■ WHAT THE TASK ASKS ■
Go through the material and pull out every line with the string "screenshot" in it.
** start **
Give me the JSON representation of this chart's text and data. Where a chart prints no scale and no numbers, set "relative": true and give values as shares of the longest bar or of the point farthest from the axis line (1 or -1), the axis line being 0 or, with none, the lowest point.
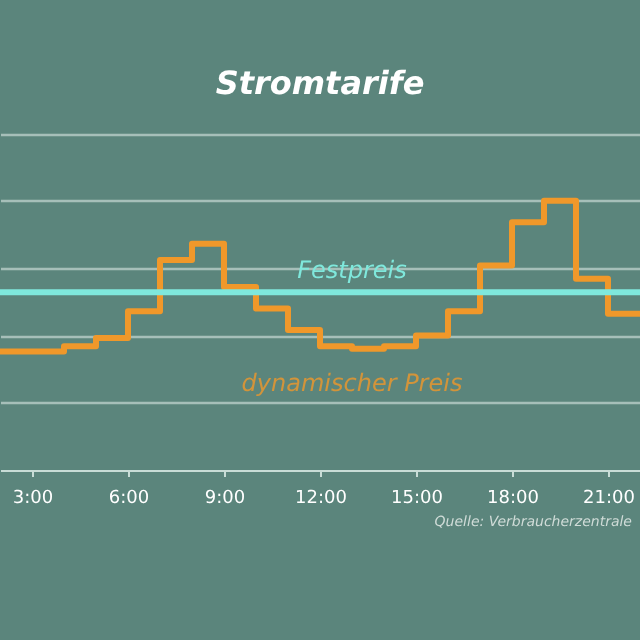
{
  "chart_data": {
    "type": "step",
    "title": "Stromtarife",
    "relative": true,
    "x": [
      2,
      4,
      5,
      6,
      7,
      8,
      9,
      10,
      11,
      12,
      13,
      14,
      15,
      16,
      17,
      18,
      19,
      20,
      21,
      22
    ],
    "xlim": [
      2,
      22
    ],
    "xticks": [
      {
        "value": 3,
        "label": "3:00"
      },
      {
        "value": 6,
        "label": "6:00"
      },
      {
        "value": 9,
        "label": "9:00"
      },
      {
        "value": 12,
        "label": "12:00"
      },
      {
        "value": 15,
        "label": "15:00"
      },
      {
        "value": 18,
        "label": "18:00"
      },
      {
        "value": 21,
        "label": "21:00"
      }
    ],
    "series": [
      {
        "name": "dynamischer Preis",
        "color": "#f0982a",
        "values": [
          0.44,
          0.46,
          0.49,
          0.59,
          0.78,
          0.84,
          0.68,
          0.6,
          0.52,
          0.46,
          0.45,
          0.46,
          0.5,
          0.59,
          0.76,
          0.92,
          1.0,
          0.71,
          0.58,
          0.58
        ]
      }
    ],
    "ref_lines": [
      {
        "axis": "y",
        "value": 0.66,
        "label": "Festpreis",
        "color": "#7fe8dc"
      }
    ],
    "annotations": [
      "Quelle: Verbraucherzentrale"
    ],
    "grid": "y",
    "line_style": "solid"
  }
}
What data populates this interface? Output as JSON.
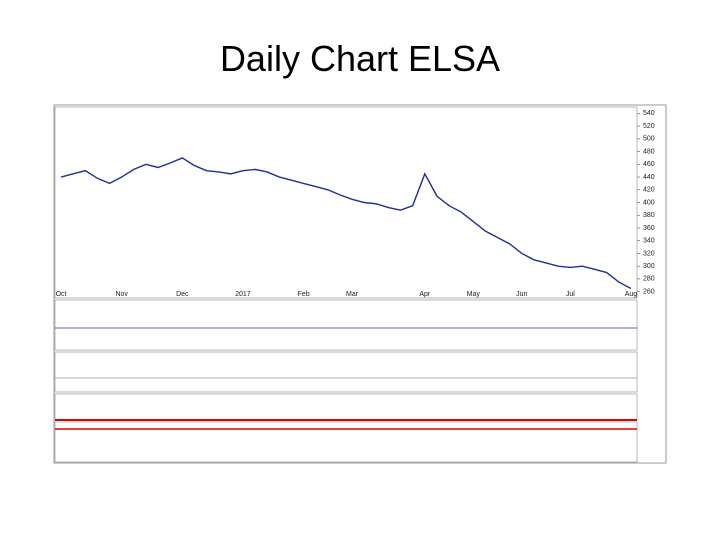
{
  "chart_data": {
    "type": "line",
    "title": "Daily Chart ELSA",
    "categories": [
      "Oct",
      null,
      null,
      null,
      null,
      "Nov",
      null,
      null,
      null,
      null,
      "Dec",
      null,
      null,
      null,
      null,
      "2017",
      null,
      null,
      null,
      null,
      "Feb",
      null,
      null,
      null,
      "Mar",
      null,
      null,
      null,
      null,
      null,
      "Apr",
      null,
      null,
      null,
      "May",
      null,
      null,
      null,
      "Jun",
      null,
      null,
      null,
      "Jul",
      null,
      null,
      null,
      null,
      "Aug"
    ],
    "values": [
      440,
      445,
      450,
      438,
      430,
      440,
      452,
      460,
      455,
      462,
      470,
      458,
      450,
      448,
      445,
      450,
      452,
      448,
      440,
      435,
      430,
      425,
      420,
      412,
      405,
      400,
      398,
      392,
      388,
      395,
      445,
      410,
      395,
      385,
      370,
      355,
      345,
      335,
      320,
      310,
      305,
      300,
      298,
      300,
      295,
      290,
      275,
      265
    ],
    "color": "#1f2f9e",
    "ylim": [
      250,
      550
    ],
    "yticks": [
      540,
      520,
      500,
      480,
      460,
      440,
      420,
      400,
      380,
      360,
      340,
      320,
      300,
      280,
      260
    ],
    "grid": false
  }
}
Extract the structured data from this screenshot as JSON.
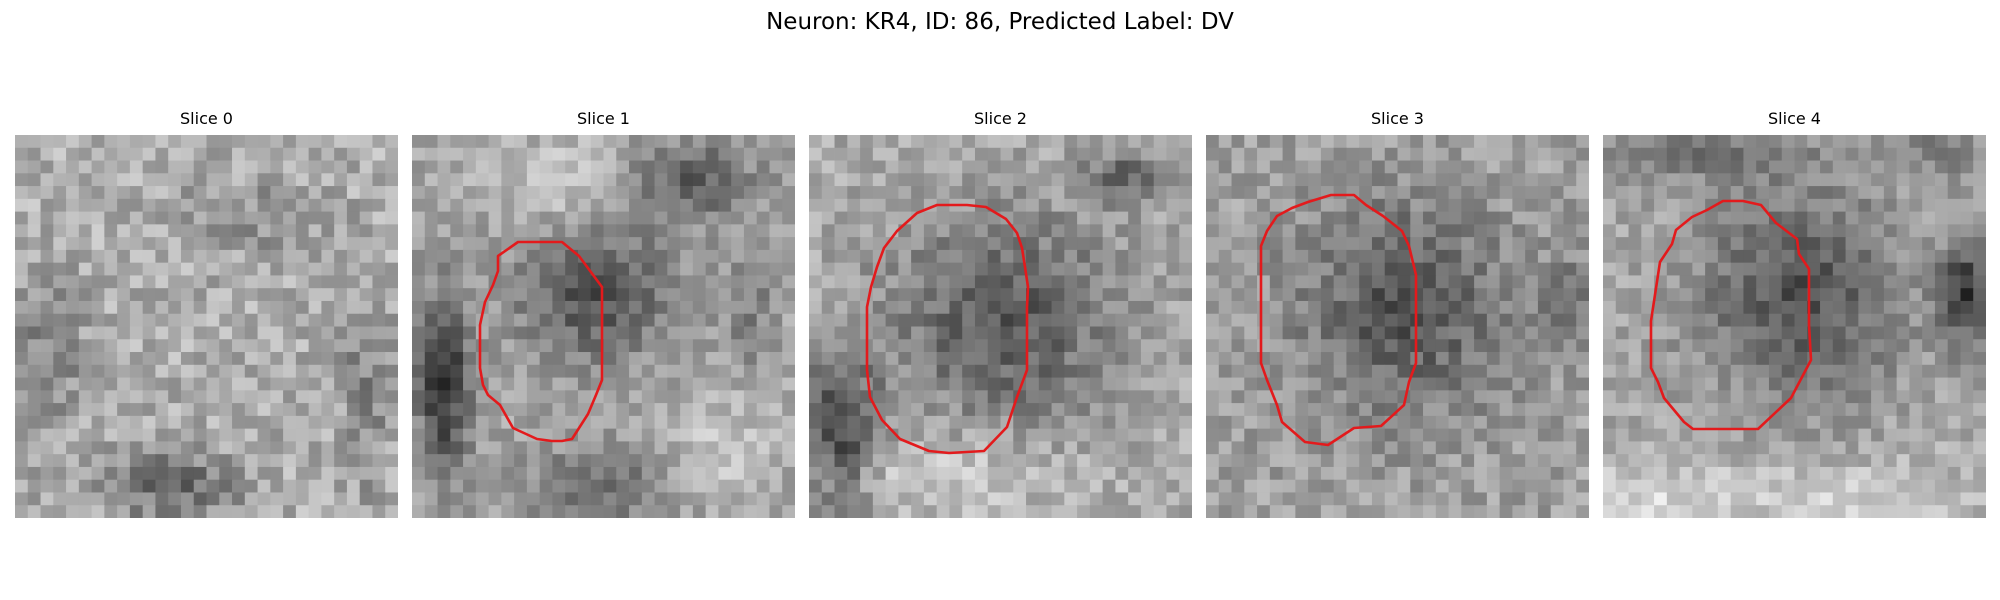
{
  "figure": {
    "title": "Neuron: KR4, ID: 86, Predicted Label: DV"
  },
  "panels": [
    {
      "title": "Slice 0",
      "has_contour": false
    },
    {
      "title": "Slice 1",
      "has_contour": true
    },
    {
      "title": "Slice 2",
      "has_contour": true
    },
    {
      "title": "Slice 3",
      "has_contour": true
    },
    {
      "title": "Slice 4",
      "has_contour": true
    }
  ],
  "colors": {
    "contour": "#e31a1c"
  }
}
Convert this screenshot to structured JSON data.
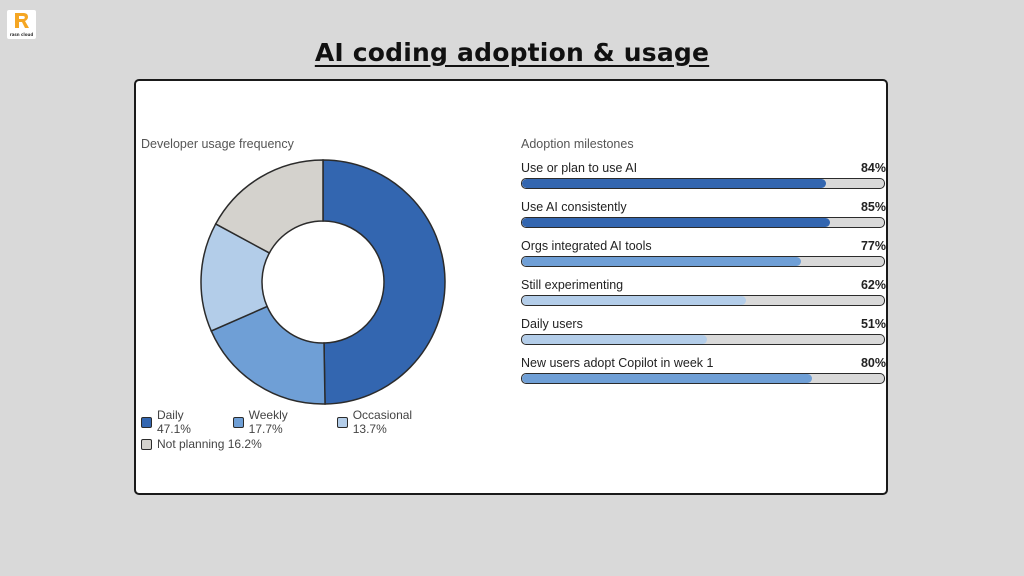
{
  "logo": {
    "text": "rasn cloud",
    "color": "#f5a623"
  },
  "title": "AI coding adoption & usage",
  "colors": {
    "daily": "#3366b0",
    "weekly": "#6f9fd6",
    "occasional": "#b3cde9",
    "not_planning": "#d4d2cd",
    "track": "#d9d9d9"
  },
  "chart_data": [
    {
      "type": "pie",
      "title": "Developer usage frequency",
      "donut": true,
      "slices": [
        {
          "label": "Daily",
          "value": 47.1,
          "legend": "Daily 47.1%",
          "color": "#3366b0"
        },
        {
          "label": "Weekly",
          "value": 17.7,
          "legend": "Weekly 17.7%",
          "color": "#6f9fd6"
        },
        {
          "label": "Occasional",
          "value": 13.7,
          "legend": "Occasional 13.7%",
          "color": "#b3cde9"
        },
        {
          "label": "Not planning",
          "value": 16.2,
          "legend": "Not planning 16.2%",
          "color": "#d4d2cd"
        }
      ],
      "legend_placement": "bottom-left"
    },
    {
      "type": "bar",
      "orientation": "horizontal",
      "title": "Adoption milestones",
      "categories": [
        "Use or plan to use AI",
        "Use AI consistently",
        "Orgs integrated AI tools",
        "Still experimenting",
        "Daily users",
        "New users adopt Copilot in week 1"
      ],
      "values": [
        84,
        85,
        77,
        62,
        51,
        80
      ],
      "value_labels": [
        "84%",
        "85%",
        "77%",
        "62%",
        "51%",
        "80%"
      ],
      "colors": [
        "#3366b0",
        "#3366b0",
        "#6f9fd6",
        "#b3cde9",
        "#b3cde9",
        "#6f9fd6"
      ],
      "xlim": [
        0,
        100
      ]
    }
  ]
}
** end **
■ RESULT OF THIS EXERCISE ■
Extract the structured data from this screenshot as JSON.
Convert this screenshot to structured JSON data.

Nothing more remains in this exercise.